>> BEGIN Supplied information
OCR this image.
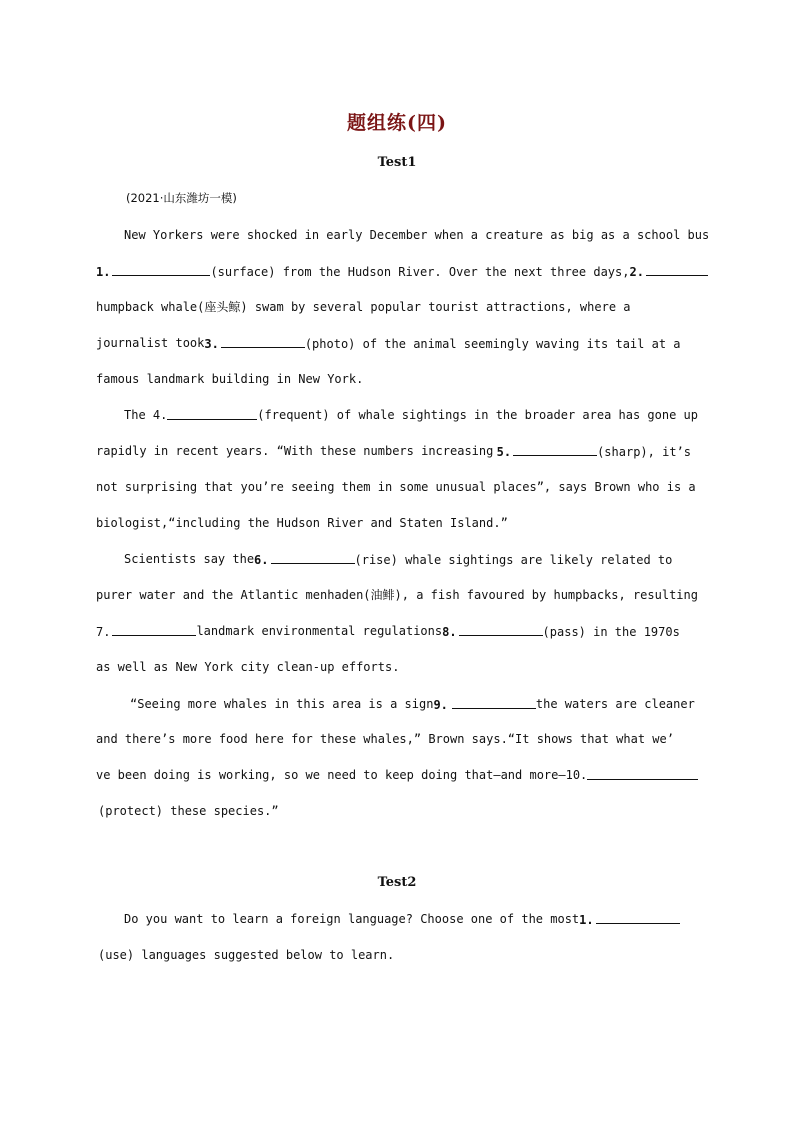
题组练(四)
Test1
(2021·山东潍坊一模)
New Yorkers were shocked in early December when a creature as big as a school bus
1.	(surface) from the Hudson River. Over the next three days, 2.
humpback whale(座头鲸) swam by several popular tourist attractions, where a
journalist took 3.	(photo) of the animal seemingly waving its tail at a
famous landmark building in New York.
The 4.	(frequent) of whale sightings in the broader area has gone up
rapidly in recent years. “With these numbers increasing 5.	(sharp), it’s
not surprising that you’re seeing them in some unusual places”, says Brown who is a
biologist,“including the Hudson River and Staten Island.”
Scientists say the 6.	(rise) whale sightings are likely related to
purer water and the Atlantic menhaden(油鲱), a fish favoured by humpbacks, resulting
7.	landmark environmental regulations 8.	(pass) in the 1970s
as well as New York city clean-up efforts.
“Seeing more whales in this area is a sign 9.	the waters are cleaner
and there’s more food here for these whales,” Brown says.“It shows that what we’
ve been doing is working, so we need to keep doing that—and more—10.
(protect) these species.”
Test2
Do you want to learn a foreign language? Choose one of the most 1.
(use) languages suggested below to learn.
>> END Supplied information
>> BEGIN Supplied information
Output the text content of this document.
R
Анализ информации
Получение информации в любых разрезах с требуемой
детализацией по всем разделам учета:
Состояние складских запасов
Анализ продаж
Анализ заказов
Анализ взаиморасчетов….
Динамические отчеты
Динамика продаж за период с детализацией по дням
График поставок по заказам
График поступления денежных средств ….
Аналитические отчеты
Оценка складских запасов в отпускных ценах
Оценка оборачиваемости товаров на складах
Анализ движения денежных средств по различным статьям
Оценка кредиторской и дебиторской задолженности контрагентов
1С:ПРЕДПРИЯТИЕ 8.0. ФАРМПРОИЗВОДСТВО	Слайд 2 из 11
>> END Supplied information
Determine the number of lines in these entries that contain the word "Анализ", and write only that number.

5